== Task details ==
Output as a numbered list the data lines starting with the line that contains "x-tick-label: Bar <box>457 372 476 386</box>" and going on through the line that contains "colorbar <box>1408 129 1438 359</box>", both included. Leave out any blank lines.

==== Material shown

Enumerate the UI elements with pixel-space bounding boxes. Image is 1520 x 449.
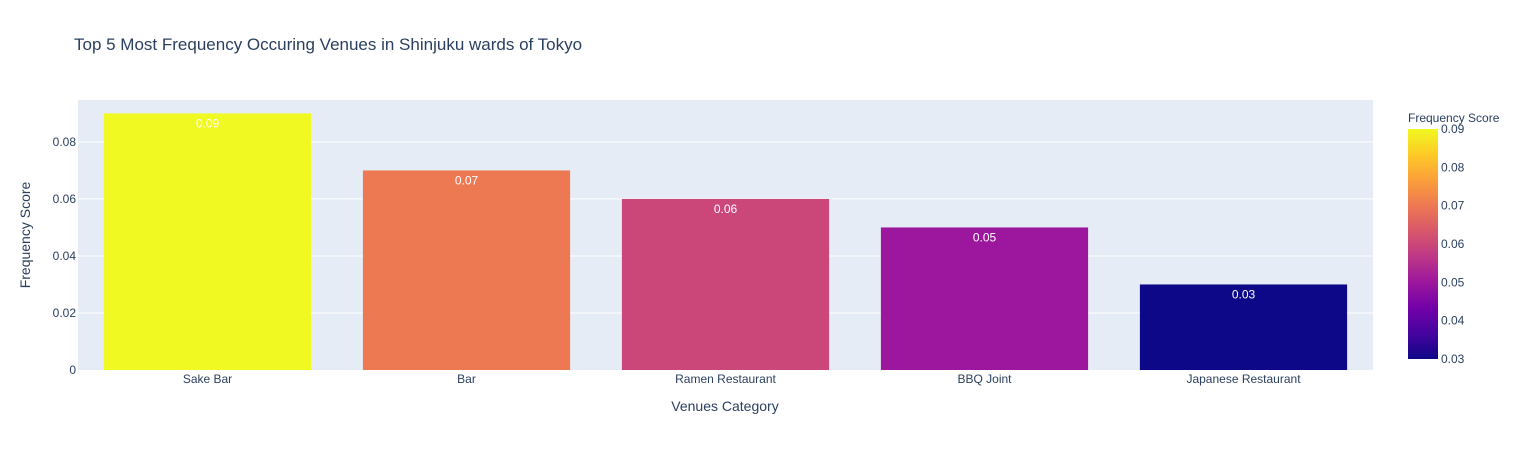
x-tick-label: Bar <box>457 372 476 386</box>
bar-data-label: 0.05 <box>973 230 997 244</box>
colorbar-tick-label: 0.05 <box>1441 275 1465 289</box>
colorbar-tick-label: 0.03 <box>1441 352 1465 366</box>
colorbar-tick-label: 0.07 <box>1441 199 1465 213</box>
y-tick-label: 0.08 <box>53 135 77 149</box>
y-tick-label: 0.02 <box>53 306 77 320</box>
x-tick-label: BBQ Joint <box>957 372 1012 386</box>
chart-title: Top 5 Most Frequency Occuring Venues in … <box>74 35 582 54</box>
colorbar-tick-label: 0.08 <box>1441 160 1465 174</box>
x-tick-label: Sake Bar <box>183 372 232 386</box>
y-tick-label: 0 <box>69 363 76 377</box>
bar-data-label: 0.03 <box>1232 287 1256 301</box>
bar <box>103 113 312 370</box>
y-tick-label: 0.06 <box>53 192 77 206</box>
x-axis-title: Venues Category <box>671 398 778 414</box>
bar-data-label: 0.09 <box>196 116 220 130</box>
bar-data-label: 0.07 <box>455 173 479 187</box>
x-tick-label: Ramen Restaurant <box>675 372 776 386</box>
bar <box>362 170 571 370</box>
x-tick-label: Japanese Restaurant <box>1186 372 1301 386</box>
bar-data-label: 0.06 <box>714 202 738 216</box>
y-axis-title: Frequency Score <box>17 181 33 288</box>
colorbar-tick-label: 0.06 <box>1441 237 1465 251</box>
colorbar-ticks: 0.03 0.04 0.05 0.06 0.07 0.08 0.09 <box>1441 122 1465 366</box>
colorbar-tick-label: 0.04 <box>1441 314 1465 328</box>
bar <box>1139 284 1348 370</box>
x-axis-ticks: Sake Bar Bar Ramen Restaurant BBQ Joint Japa… <box>183 372 1301 386</box>
bar <box>880 227 1089 370</box>
y-axis-ticks: 0 0.02 0.04 0.06 0.08 <box>53 135 77 377</box>
bar <box>621 198 830 370</box>
bar-data-labels: 0.09 0.07 0.06 0.05 0.03 <box>196 116 1256 301</box>
bars <box>103 113 1348 370</box>
colorbar-title: Frequency Score <box>1408 111 1500 125</box>
colorbar <box>1408 129 1438 359</box>
y-tick-label: 0.04 <box>53 249 77 263</box>
colorbar-tick-label: 0.09 <box>1441 122 1465 136</box>
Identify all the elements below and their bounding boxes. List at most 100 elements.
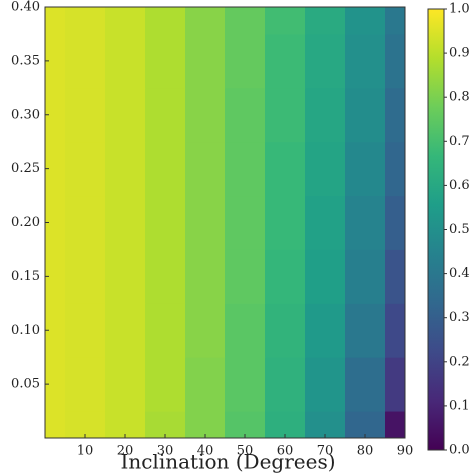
heat-cell <box>345 195 386 250</box>
colorbar-tick-label: 0.1 <box>449 398 470 413</box>
heat-cell <box>225 141 266 197</box>
x-tick-label: 60 <box>277 444 294 459</box>
heat-cell <box>145 141 186 197</box>
heat-cell <box>65 357 106 412</box>
y-tick-label: 0.30 <box>11 107 40 122</box>
heat-cell <box>305 357 346 412</box>
heat-cell <box>305 141 346 197</box>
heat-cell <box>265 249 306 304</box>
x-axis-title: Inclination (Degrees) <box>120 450 335 474</box>
heat-cell <box>345 411 386 438</box>
heat-cell <box>65 195 106 250</box>
colorbar-tick-label: 0.5 <box>449 222 470 237</box>
colorbar <box>427 8 445 451</box>
heat-cell <box>65 7 106 35</box>
heat-cell <box>345 33 386 89</box>
colorbar-tick-label: 0.4 <box>449 266 470 281</box>
heat-cell <box>265 411 306 438</box>
heat-cell <box>45 87 66 143</box>
heat-cell <box>225 357 266 412</box>
heat-cell <box>45 249 66 304</box>
heat-cell <box>225 195 266 250</box>
heat-cell <box>385 303 405 358</box>
heat-cell <box>185 303 226 358</box>
heat-cell <box>225 411 266 438</box>
heat-cell <box>305 7 346 35</box>
heat-cell <box>145 249 186 304</box>
heat-cell <box>65 33 106 89</box>
heat-cell <box>145 7 186 35</box>
heat-cell <box>305 87 346 143</box>
heat-cell <box>345 141 386 197</box>
heat-cell <box>185 195 226 250</box>
heat-cell <box>225 33 266 89</box>
heat-cell <box>145 195 186 250</box>
x-tick-label: 50 <box>237 444 254 459</box>
x-tick-label: 10 <box>77 444 94 459</box>
heat-cell <box>345 87 386 143</box>
heat-cell <box>185 87 226 143</box>
heat-cell <box>305 195 346 250</box>
heat-cell <box>345 249 386 304</box>
heat-cell <box>265 7 306 35</box>
heat-cell <box>385 33 405 89</box>
heat-cell <box>105 411 146 438</box>
x-tick-label: 30 <box>157 444 174 459</box>
heat-cell <box>45 33 66 89</box>
heat-cell <box>105 33 146 89</box>
heat-cell <box>105 141 146 197</box>
heat-cell <box>45 195 66 250</box>
heat-cell <box>145 411 186 438</box>
colorbar-tick-label: 0.3 <box>449 310 470 325</box>
heat-cell <box>305 249 346 304</box>
heat-cell <box>265 195 306 250</box>
heat-cell <box>65 411 106 438</box>
y-tick-label: 0.15 <box>11 269 40 284</box>
heat-cell <box>185 33 226 89</box>
heat-cell <box>65 87 106 143</box>
heat-cell <box>105 195 146 250</box>
heat-cell <box>45 303 66 358</box>
heat-cell <box>345 357 386 412</box>
colorbar-tick-label: 0.0 <box>449 443 470 458</box>
y-tick-label: 0.25 <box>11 161 40 176</box>
heat-cell <box>145 303 186 358</box>
heat-cell <box>305 303 346 358</box>
heat-cell <box>305 411 346 438</box>
heat-cell <box>385 357 405 412</box>
y-tick-label: 0.35 <box>11 53 40 68</box>
heat-cell <box>225 303 266 358</box>
heat-cell <box>185 141 226 197</box>
heat-cell <box>385 411 405 438</box>
heat-cell <box>225 87 266 143</box>
heat-cell <box>385 7 405 35</box>
heat-cell <box>145 33 186 89</box>
colorbar-tick-label: 0.9 <box>449 46 470 61</box>
heat-cell <box>265 87 306 143</box>
y-tick-label: 0.10 <box>11 323 40 338</box>
heat-cell <box>105 87 146 143</box>
heat-cell <box>65 141 106 197</box>
heat-cell <box>65 303 106 358</box>
heat-cell <box>105 249 146 304</box>
heat-cell <box>105 7 146 35</box>
y-tick-label: 0.20 <box>11 215 40 230</box>
heat-cell <box>225 7 266 35</box>
heat-cell <box>105 357 146 412</box>
x-tick-label: 80 <box>357 444 374 459</box>
colorbar-tick-label: 0.7 <box>449 134 470 149</box>
heat-cell <box>45 141 66 197</box>
heat-cell <box>385 87 405 143</box>
heatmap <box>45 7 405 438</box>
heat-cell <box>45 357 66 412</box>
heat-cell <box>265 141 306 197</box>
heat-cell <box>345 7 386 35</box>
heat-cell <box>185 411 226 438</box>
heat-cell <box>145 87 186 143</box>
heat-cell <box>305 33 346 89</box>
heat-cell <box>385 249 405 304</box>
colorbar-tick-label: 0.2 <box>449 354 470 369</box>
heat-cell <box>45 411 66 438</box>
heat-cell <box>385 141 405 197</box>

========

== Written answer ==
1. x-tick-label: Bar <box>457 372 476 386</box>
2. bar-data-label: 0.05 <box>973 230 997 244</box>
3. colorbar-tick-label: 0.05 <box>1441 275 1465 289</box>
4. colorbar-tick-label: 0.03 <box>1441 352 1465 366</box>
5. colorbar-tick-label: 0.07 <box>1441 199 1465 213</box>
6. y-tick-label: 0.08 <box>53 135 77 149</box>
7. y-tick-label: 0.02 <box>53 306 77 320</box>
8. x-tick-label: BBQ Joint <box>957 372 1012 386</box>
9. chart-title: Top 5 Most Frequency Occuring Venues in … <box>74 35 582 54</box>
10. colorbar-tick-label: 0.08 <box>1441 160 1465 174</box>
11. x-tick-label: Sake Bar <box>183 372 232 386</box>
12. y-tick-label: 0 <box>69 363 76 377</box>
13. bar-data-label: 0.03 <box>1232 287 1256 301</box>
14. bar <box>103 113 312 370</box>
15. y-tick-label: 0.06 <box>53 192 77 206</box>
16. x-axis-title: Venues Category <box>671 398 778 414</box>
17. bar-data-label: 0.09 <box>196 116 220 130</box>
18. bar-data-label: 0.07 <box>455 173 479 187</box>
19. x-tick-label: Ramen Restaurant <box>675 372 776 386</box>
20. bar <box>362 170 571 370</box>
21. x-tick-label: Japanese Restaurant <box>1186 372 1301 386</box>
22. bar-data-label: 0.06 <box>714 202 738 216</box>
23. y-axis-title: Frequency Score <box>17 181 33 288</box>
24. colorbar-tick-label: 0.06 <box>1441 237 1465 251</box>
25. colorbar-ticks: 0.03 0.04 0.05 0.06 0.07 0.08 0.09 <box>1441 122 1465 366</box>
26. colorbar-tick-label: 0.04 <box>1441 314 1465 328</box>
27. bar <box>1139 284 1348 370</box>
28. x-axis-ticks: Sake Bar Bar Ramen Restaurant BBQ Joint Japa… <box>183 372 1301 386</box>
29. bar <box>880 227 1089 370</box>
30. y-axis-ticks: 0 0.02 0.04 0.06 0.08 <box>53 135 77 377</box>
31. bar <box>621 198 830 370</box>
32. bar-data-labels: 0.09 0.07 0.06 0.05 0.03 <box>196 116 1256 301</box>
33. bars <box>103 113 1348 370</box>
34. colorbar-title: Frequency Score <box>1408 111 1500 125</box>
35. colorbar <box>1408 129 1438 359</box>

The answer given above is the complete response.